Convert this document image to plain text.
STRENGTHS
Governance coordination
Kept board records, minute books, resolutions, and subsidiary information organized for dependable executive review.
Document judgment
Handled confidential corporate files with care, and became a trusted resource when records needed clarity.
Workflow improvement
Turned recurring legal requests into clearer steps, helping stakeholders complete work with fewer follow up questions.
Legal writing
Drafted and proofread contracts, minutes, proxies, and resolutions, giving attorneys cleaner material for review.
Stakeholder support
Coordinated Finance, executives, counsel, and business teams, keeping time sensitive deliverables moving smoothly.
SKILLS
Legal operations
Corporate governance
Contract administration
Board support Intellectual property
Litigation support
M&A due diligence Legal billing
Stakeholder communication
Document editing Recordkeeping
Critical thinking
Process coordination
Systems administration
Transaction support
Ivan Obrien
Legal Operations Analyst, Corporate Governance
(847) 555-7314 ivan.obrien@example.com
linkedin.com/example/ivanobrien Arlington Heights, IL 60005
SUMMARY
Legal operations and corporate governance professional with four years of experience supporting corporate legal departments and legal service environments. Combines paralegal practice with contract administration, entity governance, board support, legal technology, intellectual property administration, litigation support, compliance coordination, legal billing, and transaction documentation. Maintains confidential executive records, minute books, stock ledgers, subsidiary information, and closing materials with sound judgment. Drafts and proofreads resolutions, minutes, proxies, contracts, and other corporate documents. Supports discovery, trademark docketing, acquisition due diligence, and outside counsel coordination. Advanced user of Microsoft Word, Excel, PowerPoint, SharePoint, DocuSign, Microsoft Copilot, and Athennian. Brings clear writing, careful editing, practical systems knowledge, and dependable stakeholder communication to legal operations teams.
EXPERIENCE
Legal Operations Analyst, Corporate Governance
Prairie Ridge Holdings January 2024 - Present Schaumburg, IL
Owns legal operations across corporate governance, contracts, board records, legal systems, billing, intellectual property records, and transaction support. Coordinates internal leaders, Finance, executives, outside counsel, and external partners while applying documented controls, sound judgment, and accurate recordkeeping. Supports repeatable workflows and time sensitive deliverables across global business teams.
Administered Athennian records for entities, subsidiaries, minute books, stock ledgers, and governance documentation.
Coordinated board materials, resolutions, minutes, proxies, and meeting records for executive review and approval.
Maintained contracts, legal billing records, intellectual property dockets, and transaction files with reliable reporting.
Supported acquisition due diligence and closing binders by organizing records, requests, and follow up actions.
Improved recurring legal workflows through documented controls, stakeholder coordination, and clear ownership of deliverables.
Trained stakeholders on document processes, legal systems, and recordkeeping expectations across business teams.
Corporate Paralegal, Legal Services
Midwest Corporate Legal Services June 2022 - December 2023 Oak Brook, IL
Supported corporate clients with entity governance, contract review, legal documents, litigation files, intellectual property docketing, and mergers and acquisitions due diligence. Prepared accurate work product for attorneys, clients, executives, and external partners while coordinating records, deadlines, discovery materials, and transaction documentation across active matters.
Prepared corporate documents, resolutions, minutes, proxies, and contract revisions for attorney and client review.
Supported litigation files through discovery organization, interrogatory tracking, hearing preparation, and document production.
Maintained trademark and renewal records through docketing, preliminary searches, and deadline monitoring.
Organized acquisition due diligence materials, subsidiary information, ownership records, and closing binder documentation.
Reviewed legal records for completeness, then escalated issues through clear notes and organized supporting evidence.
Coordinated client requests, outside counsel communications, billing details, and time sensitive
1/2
════════
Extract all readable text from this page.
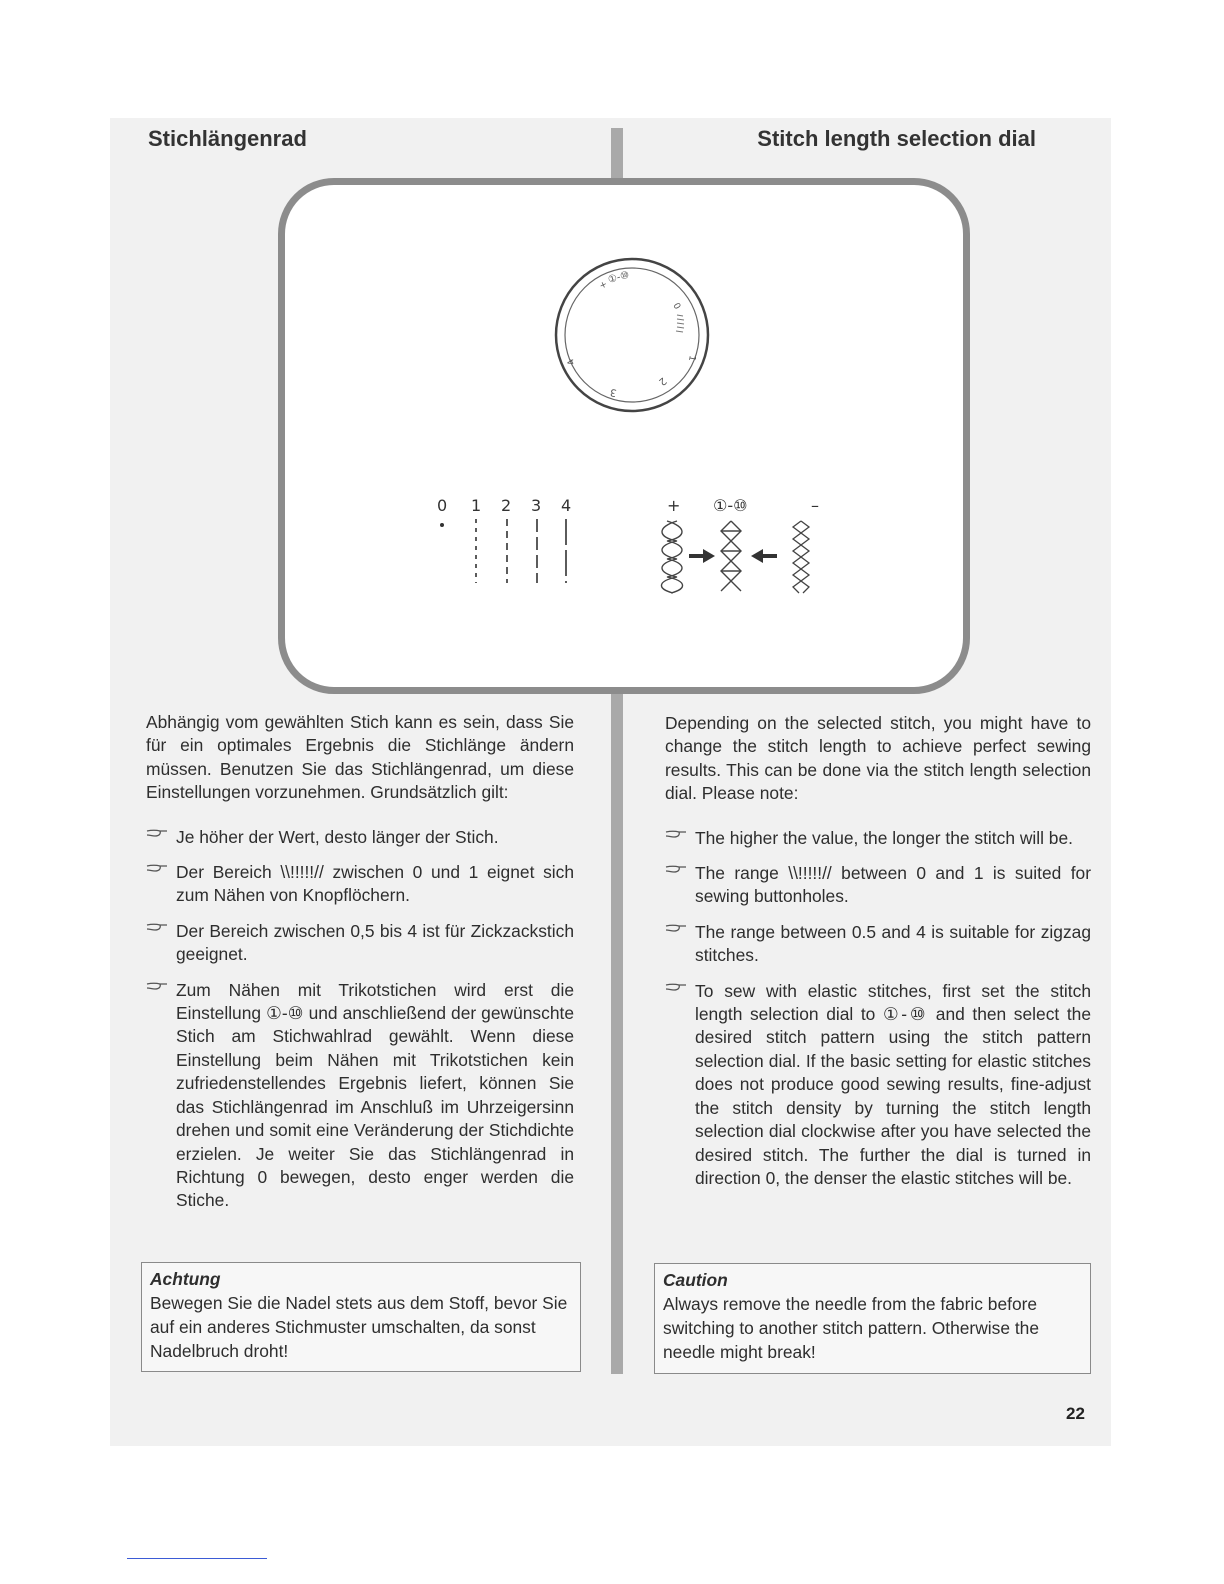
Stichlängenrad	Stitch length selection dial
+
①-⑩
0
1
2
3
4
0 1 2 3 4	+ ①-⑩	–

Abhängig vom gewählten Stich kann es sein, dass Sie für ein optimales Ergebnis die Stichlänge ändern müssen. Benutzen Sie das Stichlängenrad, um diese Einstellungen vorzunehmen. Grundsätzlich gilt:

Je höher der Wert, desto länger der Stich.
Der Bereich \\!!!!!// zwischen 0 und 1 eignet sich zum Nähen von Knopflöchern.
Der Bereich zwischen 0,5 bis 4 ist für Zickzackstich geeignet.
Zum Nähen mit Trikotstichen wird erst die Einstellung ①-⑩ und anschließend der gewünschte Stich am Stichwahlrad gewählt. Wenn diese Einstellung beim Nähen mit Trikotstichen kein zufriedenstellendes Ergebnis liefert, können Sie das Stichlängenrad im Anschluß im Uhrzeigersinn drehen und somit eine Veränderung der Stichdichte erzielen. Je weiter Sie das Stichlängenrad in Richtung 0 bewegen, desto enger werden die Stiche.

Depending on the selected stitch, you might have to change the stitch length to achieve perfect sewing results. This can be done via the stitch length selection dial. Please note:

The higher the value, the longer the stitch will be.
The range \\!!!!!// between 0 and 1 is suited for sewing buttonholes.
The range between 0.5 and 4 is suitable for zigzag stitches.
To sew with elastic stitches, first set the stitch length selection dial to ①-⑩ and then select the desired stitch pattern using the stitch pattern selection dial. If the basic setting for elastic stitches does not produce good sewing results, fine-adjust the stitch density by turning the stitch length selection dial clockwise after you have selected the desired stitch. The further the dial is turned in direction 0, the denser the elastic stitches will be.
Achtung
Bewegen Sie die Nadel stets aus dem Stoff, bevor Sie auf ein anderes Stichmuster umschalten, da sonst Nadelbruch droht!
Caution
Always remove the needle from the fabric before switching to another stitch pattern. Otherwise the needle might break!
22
════════
▶ EXERCISE: Locate the word "requests" in the records and collect each line it appears in.

▶ CORRECT OUTPUT:
Turned recurring legal requests into clearer steps, helping stakeholders complete work with fewer follow up questions.
Supported acquisition due diligence and closing binders by organizing records, requests, and follow up actions.
Coordinated client requests, outside counsel communications, billing details, and time sensitive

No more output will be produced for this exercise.